**INSTRUCTIONS TO FOLLOW**
The entries below need to be written out exactly, with no pictures included.

**INFORMATION SUPPLIED**
>> begin

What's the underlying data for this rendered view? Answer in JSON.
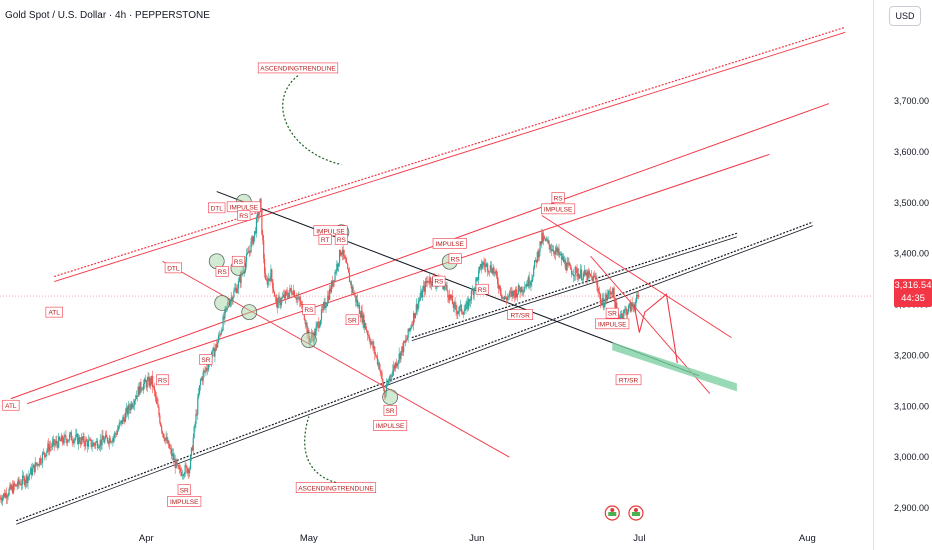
{
  "header": {
    "title": "Gold Spot / U.S. Dollar · 4h · PEPPERSTONE",
    "currency": "USD"
  },
  "price_tag": {
    "price": "3,316.54",
    "countdown": "44:35"
  },
  "colors": {
    "up": "#26a69a",
    "down": "#ef5350",
    "line_red": "#f23645",
    "line_black": "#131722",
    "curve": "#1b5e20",
    "zone": "#7fd1a4",
    "circle_fill": "#a5d6a7"
  },
  "icons": [
    "alert-icon",
    "alert-icon"
  ],
  "chart_data": {
    "type": "candlestick",
    "title": "Gold Spot / U.S. Dollar · 4h · PEPPERSTONE",
    "y_axis": {
      "ticks": [
        "2,900.00",
        "3,000.00",
        "3,100.00",
        "3,200.00",
        "3,300.00",
        "3,400.00",
        "3,500.00",
        "3,600.00",
        "3,700.00"
      ],
      "tick_values": [
        2900,
        3000,
        3100,
        3200,
        3300,
        3400,
        3500,
        3600,
        3700
      ],
      "range": [
        2860,
        3810
      ]
    },
    "x_axis": {
      "ticks": [
        "Apr",
        "May",
        "Jun",
        "Jul",
        "Aug"
      ],
      "tick_dates": [
        "2025-04-01",
        "2025-05-01",
        "2025-06-01",
        "2025-07-01",
        "2025-08-01"
      ],
      "range": [
        "2025-03-05",
        "2025-08-12"
      ]
    },
    "series": [
      {
        "type": "approx-close-path",
        "points": [
          [
            "2025-03-05",
            2920
          ],
          [
            "2025-03-10",
            2960
          ],
          [
            "2025-03-14",
            3020
          ],
          [
            "2025-03-18",
            3040
          ],
          [
            "2025-03-22",
            3025
          ],
          [
            "2025-03-26",
            3040
          ],
          [
            "2025-03-28",
            3080
          ],
          [
            "2025-03-31",
            3140
          ],
          [
            "2025-04-02",
            3150
          ],
          [
            "2025-04-04",
            3050
          ],
          [
            "2025-04-07",
            2970
          ],
          [
            "2025-04-09",
            2980
          ],
          [
            "2025-04-11",
            3150
          ],
          [
            "2025-04-14",
            3220
          ],
          [
            "2025-04-16",
            3300
          ],
          [
            "2025-04-18",
            3340
          ],
          [
            "2025-04-21",
            3440
          ],
          [
            "2025-04-22",
            3500
          ],
          [
            "2025-04-23",
            3340
          ],
          [
            "2025-04-24",
            3360
          ],
          [
            "2025-04-25",
            3300
          ],
          [
            "2025-04-28",
            3330
          ],
          [
            "2025-04-30",
            3290
          ],
          [
            "2025-05-01",
            3230
          ],
          [
            "2025-05-02",
            3240
          ],
          [
            "2025-05-05",
            3330
          ],
          [
            "2025-05-07",
            3410
          ],
          [
            "2025-05-09",
            3330
          ],
          [
            "2025-05-12",
            3240
          ],
          [
            "2025-05-14",
            3180
          ],
          [
            "2025-05-15",
            3120
          ],
          [
            "2025-05-16",
            3160
          ],
          [
            "2025-05-19",
            3230
          ],
          [
            "2025-05-21",
            3300
          ],
          [
            "2025-05-23",
            3350
          ],
          [
            "2025-05-26",
            3340
          ],
          [
            "2025-05-28",
            3290
          ],
          [
            "2025-05-30",
            3290
          ],
          [
            "2025-06-02",
            3380
          ],
          [
            "2025-06-04",
            3370
          ],
          [
            "2025-06-06",
            3310
          ],
          [
            "2025-06-09",
            3330
          ],
          [
            "2025-06-11",
            3350
          ],
          [
            "2025-06-13",
            3430
          ],
          [
            "2025-06-16",
            3400
          ],
          [
            "2025-06-18",
            3370
          ],
          [
            "2025-06-20",
            3360
          ],
          [
            "2025-06-23",
            3350
          ],
          [
            "2025-06-24",
            3300
          ],
          [
            "2025-06-26",
            3330
          ],
          [
            "2025-06-27",
            3275
          ],
          [
            "2025-06-30",
            3300
          ],
          [
            "2025-07-01",
            3316.54
          ]
        ]
      }
    ],
    "current_price": 3316.54,
    "annotations": [
      {
        "text": "ASCENDINGTRENDLINE",
        "date": "2025-04-29",
        "price": 3765
      },
      {
        "text": "ASCENDINGTRENDLINE",
        "date": "2025-05-06",
        "price": 2940
      },
      {
        "text": "DTL",
        "date": "2025-04-14",
        "price": 3490
      },
      {
        "text": "DTL",
        "date": "2025-04-06",
        "price": 3372
      },
      {
        "text": "ATL",
        "date": "2025-03-15",
        "price": 3285
      },
      {
        "text": "ATL",
        "date": "2025-03-07",
        "price": 3102
      },
      {
        "text": "IMPULSE",
        "date": "2025-04-19",
        "price": 3492
      },
      {
        "text": "RS",
        "date": "2025-04-19",
        "price": 3475
      },
      {
        "text": "IMPULSE",
        "date": "2025-05-05",
        "price": 3445
      },
      {
        "text": "RT",
        "date": "2025-05-04",
        "price": 3428
      },
      {
        "text": "RS",
        "date": "2025-05-07",
        "price": 3428
      },
      {
        "text": "RS",
        "date": "2025-04-15",
        "price": 3365
      },
      {
        "text": "RS",
        "date": "2025-04-18",
        "price": 3385
      },
      {
        "text": "RS",
        "date": "2025-04-04",
        "price": 3152
      },
      {
        "text": "SR",
        "date": "2025-04-12",
        "price": 3192
      },
      {
        "text": "RS",
        "date": "2025-05-01",
        "price": 3290
      },
      {
        "text": "SR",
        "date": "2025-05-09",
        "price": 3270
      },
      {
        "text": "SR",
        "date": "2025-05-16",
        "price": 3092
      },
      {
        "text": "IMPULSE",
        "date": "2025-05-16",
        "price": 3062
      },
      {
        "text": "IMPULSE",
        "date": "2025-05-27",
        "price": 3420
      },
      {
        "text": "RS",
        "date": "2025-05-28",
        "price": 3390
      },
      {
        "text": "RS",
        "date": "2025-05-25",
        "price": 3346
      },
      {
        "text": "RS",
        "date": "2025-06-02",
        "price": 3330
      },
      {
        "text": "RT/SR",
        "date": "2025-06-09",
        "price": 3280
      },
      {
        "text": "RS",
        "date": "2025-06-16",
        "price": 3510
      },
      {
        "text": "IMPULSE",
        "date": "2025-06-16",
        "price": 3488
      },
      {
        "text": "SR",
        "date": "2025-06-26",
        "price": 3283
      },
      {
        "text": "IMPULSE",
        "date": "2025-06-26",
        "price": 3262
      },
      {
        "text": "RT/SR",
        "date": "2025-06-29",
        "price": 3152
      },
      {
        "text": "SR",
        "date": "2025-04-08",
        "price": 2936
      },
      {
        "text": "IMPULSE",
        "date": "2025-04-08",
        "price": 2913
      }
    ]
  }
}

>> end

**EXERCISE SOLUTION**
What's the underlying data for this rendered view? Answer in JSON.
{
  "header": {
    "title": "Gold Spot / U.S. Dollar · 4h · PEPPERSTONE",
    "currency": "USD"
  },
  "price_tag": {
    "price": "3,316.54",
    "countdown": "44:35"
  },
  "colors": {
    "up": "#26a69a",
    "down": "#ef5350",
    "line_red": "#f23645",
    "line_black": "#131722",
    "curve": "#1b5e20",
    "zone": "#7fd1a4",
    "circle_fill": "#a5d6a7"
  },
  "icons": [
    "alert-icon",
    "alert-icon"
  ],
  "chart_data": {
    "type": "candlestick",
    "title": "Gold Spot / U.S. Dollar · 4h · PEPPERSTONE",
    "y_axis": {
      "ticks": [
        "2,900.00",
        "3,000.00",
        "3,100.00",
        "3,200.00",
        "3,300.00",
        "3,400.00",
        "3,500.00",
        "3,600.00",
        "3,700.00"
      ],
      "tick_values": [
        2900,
        3000,
        3100,
        3200,
        3300,
        3400,
        3500,
        3600,
        3700
      ],
      "range": [
        2860,
        3810
      ]
    },
    "x_axis": {
      "ticks": [
        "Apr",
        "May",
        "Jun",
        "Jul",
        "Aug"
      ],
      "tick_dates": [
        "2025-04-01",
        "2025-05-01",
        "2025-06-01",
        "2025-07-01",
        "2025-08-01"
      ],
      "range": [
        "2025-03-05",
        "2025-08-12"
      ]
    },
    "series": [
      {
        "type": "approx-close-path",
        "points": [
          [
            "2025-03-05",
            2920
          ],
          [
            "2025-03-10",
            2960
          ],
          [
            "2025-03-14",
            3020
          ],
          [
            "2025-03-18",
            3040
          ],
          [
            "2025-03-22",
            3025
          ],
          [
            "2025-03-26",
            3040
          ],
          [
            "2025-03-28",
            3080
          ],
          [
            "2025-03-31",
            3140
          ],
          [
            "2025-04-02",
            3150
          ],
          [
            "2025-04-04",
            3050
          ],
          [
            "2025-04-07",
            2970
          ],
          [
            "2025-04-09",
            2980
          ],
          [
            "2025-04-11",
            3150
          ],
          [
            "2025-04-14",
            3220
          ],
          [
            "2025-04-16",
            3300
          ],
          [
            "2025-04-18",
            3340
          ],
          [
            "2025-04-21",
            3440
          ],
          [
            "2025-04-22",
            3500
          ],
          [
            "2025-04-23",
            3340
          ],
          [
            "2025-04-24",
            3360
          ],
          [
            "2025-04-25",
            3300
          ],
          [
            "2025-04-28",
            3330
          ],
          [
            "2025-04-30",
            3290
          ],
          [
            "2025-05-01",
            3230
          ],
          [
            "2025-05-02",
            3240
          ],
          [
            "2025-05-05",
            3330
          ],
          [
            "2025-05-07",
            3410
          ],
          [
            "2025-05-09",
            3330
          ],
          [
            "2025-05-12",
            3240
          ],
          [
            "2025-05-14",
            3180
          ],
          [
            "2025-05-15",
            3120
          ],
          [
            "2025-05-16",
            3160
          ],
          [
            "2025-05-19",
            3230
          ],
          [
            "2025-05-21",
            3300
          ],
          [
            "2025-05-23",
            3350
          ],
          [
            "2025-05-26",
            3340
          ],
          [
            "2025-05-28",
            3290
          ],
          [
            "2025-05-30",
            3290
          ],
          [
            "2025-06-02",
            3380
          ],
          [
            "2025-06-04",
            3370
          ],
          [
            "2025-06-06",
            3310
          ],
          [
            "2025-06-09",
            3330
          ],
          [
            "2025-06-11",
            3350
          ],
          [
            "2025-06-13",
            3430
          ],
          [
            "2025-06-16",
            3400
          ],
          [
            "2025-06-18",
            3370
          ],
          [
            "2025-06-20",
            3360
          ],
          [
            "2025-06-23",
            3350
          ],
          [
            "2025-06-24",
            3300
          ],
          [
            "2025-06-26",
            3330
          ],
          [
            "2025-06-27",
            3275
          ],
          [
            "2025-06-30",
            3300
          ],
          [
            "2025-07-01",
            3316.54
          ]
        ]
      }
    ],
    "current_price": 3316.54,
    "annotations": [
      {
        "text": "ASCENDINGTRENDLINE",
        "date": "2025-04-29",
        "price": 3765
      },
      {
        "text": "ASCENDINGTRENDLINE",
        "date": "2025-05-06",
        "price": 2940
      },
      {
        "text": "DTL",
        "date": "2025-04-14",
        "price": 3490
      },
      {
        "text": "DTL",
        "date": "2025-04-06",
        "price": 3372
      },
      {
        "text": "ATL",
        "date": "2025-03-15",
        "price": 3285
      },
      {
        "text": "ATL",
        "date": "2025-03-07",
        "price": 3102
      },
      {
        "text": "IMPULSE",
        "date": "2025-04-19",
        "price": 3492
      },
      {
        "text": "RS",
        "date": "2025-04-19",
        "price": 3475
      },
      {
        "text": "IMPULSE",
        "date": "2025-05-05",
        "price": 3445
      },
      {
        "text": "RT",
        "date": "2025-05-04",
        "price": 3428
      },
      {
        "text": "RS",
        "date": "2025-05-07",
        "price": 3428
      },
      {
        "text": "RS",
        "date": "2025-04-15",
        "price": 3365
      },
      {
        "text": "RS",
        "date": "2025-04-18",
        "price": 3385
      },
      {
        "text": "RS",
        "date": "2025-04-04",
        "price": 3152
      },
      {
        "text": "SR",
        "date": "2025-04-12",
        "price": 3192
      },
      {
        "text": "RS",
        "date": "2025-05-01",
        "price": 3290
      },
      {
        "text": "SR",
        "date": "2025-05-09",
        "price": 3270
      },
      {
        "text": "SR",
        "date": "2025-05-16",
        "price": 3092
      },
      {
        "text": "IMPULSE",
        "date": "2025-05-16",
        "price": 3062
      },
      {
        "text": "IMPULSE",
        "date": "2025-05-27",
        "price": 3420
      },
      {
        "text": "RS",
        "date": "2025-05-28",
        "price": 3390
      },
      {
        "text": "RS",
        "date": "2025-05-25",
        "price": 3346
      },
      {
        "text": "RS",
        "date": "2025-06-02",
        "price": 3330
      },
      {
        "text": "RT/SR",
        "date": "2025-06-09",
        "price": 3280
      },
      {
        "text": "RS",
        "date": "2025-06-16",
        "price": 3510
      },
      {
        "text": "IMPULSE",
        "date": "2025-06-16",
        "price": 3488
      },
      {
        "text": "SR",
        "date": "2025-06-26",
        "price": 3283
      },
      {
        "text": "IMPULSE",
        "date": "2025-06-26",
        "price": 3262
      },
      {
        "text": "RT/SR",
        "date": "2025-06-29",
        "price": 3152
      },
      {
        "text": "SR",
        "date": "2025-04-08",
        "price": 2936
      },
      {
        "text": "IMPULSE",
        "date": "2025-04-08",
        "price": 2913
      }
    ]
  }
}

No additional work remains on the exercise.